Entries provided:
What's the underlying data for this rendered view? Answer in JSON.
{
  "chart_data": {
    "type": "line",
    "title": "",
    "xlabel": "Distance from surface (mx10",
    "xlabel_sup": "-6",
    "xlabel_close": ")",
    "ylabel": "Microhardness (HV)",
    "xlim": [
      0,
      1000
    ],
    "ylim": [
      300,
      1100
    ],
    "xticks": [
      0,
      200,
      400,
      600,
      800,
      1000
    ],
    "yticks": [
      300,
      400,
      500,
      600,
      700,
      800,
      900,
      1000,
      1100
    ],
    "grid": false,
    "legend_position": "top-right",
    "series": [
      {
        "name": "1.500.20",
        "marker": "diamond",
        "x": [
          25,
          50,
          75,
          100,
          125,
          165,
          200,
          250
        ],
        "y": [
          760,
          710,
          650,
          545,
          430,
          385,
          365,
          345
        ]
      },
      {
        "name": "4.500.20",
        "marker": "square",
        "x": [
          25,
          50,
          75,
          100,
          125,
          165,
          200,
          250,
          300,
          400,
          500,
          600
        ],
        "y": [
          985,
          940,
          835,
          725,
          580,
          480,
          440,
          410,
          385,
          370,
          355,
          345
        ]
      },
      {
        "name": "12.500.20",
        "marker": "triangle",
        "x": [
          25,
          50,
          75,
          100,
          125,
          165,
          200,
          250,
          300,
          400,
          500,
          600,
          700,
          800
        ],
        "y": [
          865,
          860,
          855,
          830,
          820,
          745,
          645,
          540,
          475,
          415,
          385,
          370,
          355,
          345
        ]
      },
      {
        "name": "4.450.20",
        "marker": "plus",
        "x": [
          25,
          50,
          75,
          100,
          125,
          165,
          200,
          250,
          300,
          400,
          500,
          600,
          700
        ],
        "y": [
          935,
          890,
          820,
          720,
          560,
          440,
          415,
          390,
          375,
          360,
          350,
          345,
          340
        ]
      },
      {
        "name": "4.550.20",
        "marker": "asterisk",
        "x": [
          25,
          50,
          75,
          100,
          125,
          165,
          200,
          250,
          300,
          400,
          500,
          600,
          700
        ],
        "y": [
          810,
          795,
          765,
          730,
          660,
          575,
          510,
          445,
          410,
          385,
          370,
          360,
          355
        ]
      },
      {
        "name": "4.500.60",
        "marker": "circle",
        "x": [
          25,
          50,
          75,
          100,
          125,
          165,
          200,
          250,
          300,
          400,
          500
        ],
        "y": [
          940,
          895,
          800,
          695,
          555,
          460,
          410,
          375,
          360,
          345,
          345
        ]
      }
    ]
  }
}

Request: Please reproduce all of the entries exactly as they stand.

Correct answer:
What's the underlying data for this rendered view? Answer in JSON.
{
  "chart_data": {
    "type": "line",
    "title": "",
    "xlabel": "Distance from surface (mx10",
    "xlabel_sup": "-6",
    "xlabel_close": ")",
    "ylabel": "Microhardness (HV)",
    "xlim": [
      0,
      1000
    ],
    "ylim": [
      300,
      1100
    ],
    "xticks": [
      0,
      200,
      400,
      600,
      800,
      1000
    ],
    "yticks": [
      300,
      400,
      500,
      600,
      700,
      800,
      900,
      1000,
      1100
    ],
    "grid": false,
    "legend_position": "top-right",
    "series": [
      {
        "name": "1.500.20",
        "marker": "diamond",
        "x": [
          25,
          50,
          75,
          100,
          125,
          165,
          200,
          250
        ],
        "y": [
          760,
          710,
          650,
          545,
          430,
          385,
          365,
          345
        ]
      },
      {
        "name": "4.500.20",
        "marker": "square",
        "x": [
          25,
          50,
          75,
          100,
          125,
          165,
          200,
          250,
          300,
          400,
          500,
          600
        ],
        "y": [
          985,
          940,
          835,
          725,
          580,
          480,
          440,
          410,
          385,
          370,
          355,
          345
        ]
      },
      {
        "name": "12.500.20",
        "marker": "triangle",
        "x": [
          25,
          50,
          75,
          100,
          125,
          165,
          200,
          250,
          300,
          400,
          500,
          600,
          700,
          800
        ],
        "y": [
          865,
          860,
          855,
          830,
          820,
          745,
          645,
          540,
          475,
          415,
          385,
          370,
          355,
          345
        ]
      },
      {
        "name": "4.450.20",
        "marker": "plus",
        "x": [
          25,
          50,
          75,
          100,
          125,
          165,
          200,
          250,
          300,
          400,
          500,
          600,
          700
        ],
        "y": [
          935,
          890,
          820,
          720,
          560,
          440,
          415,
          390,
          375,
          360,
          350,
          345,
          340
        ]
      },
      {
        "name": "4.550.20",
        "marker": "asterisk",
        "x": [
          25,
          50,
          75,
          100,
          125,
          165,
          200,
          250,
          300,
          400,
          500,
          600,
          700
        ],
        "y": [
          810,
          795,
          765,
          730,
          660,
          575,
          510,
          445,
          410,
          385,
          370,
          360,
          355
        ]
      },
      {
        "name": "4.500.60",
        "marker": "circle",
        "x": [
          25,
          50,
          75,
          100,
          125,
          165,
          200,
          250,
          300,
          400,
          500
        ],
        "y": [
          940,
          895,
          800,
          695,
          555,
          460,
          410,
          375,
          360,
          345,
          345
        ]
      }
    ]
  }
}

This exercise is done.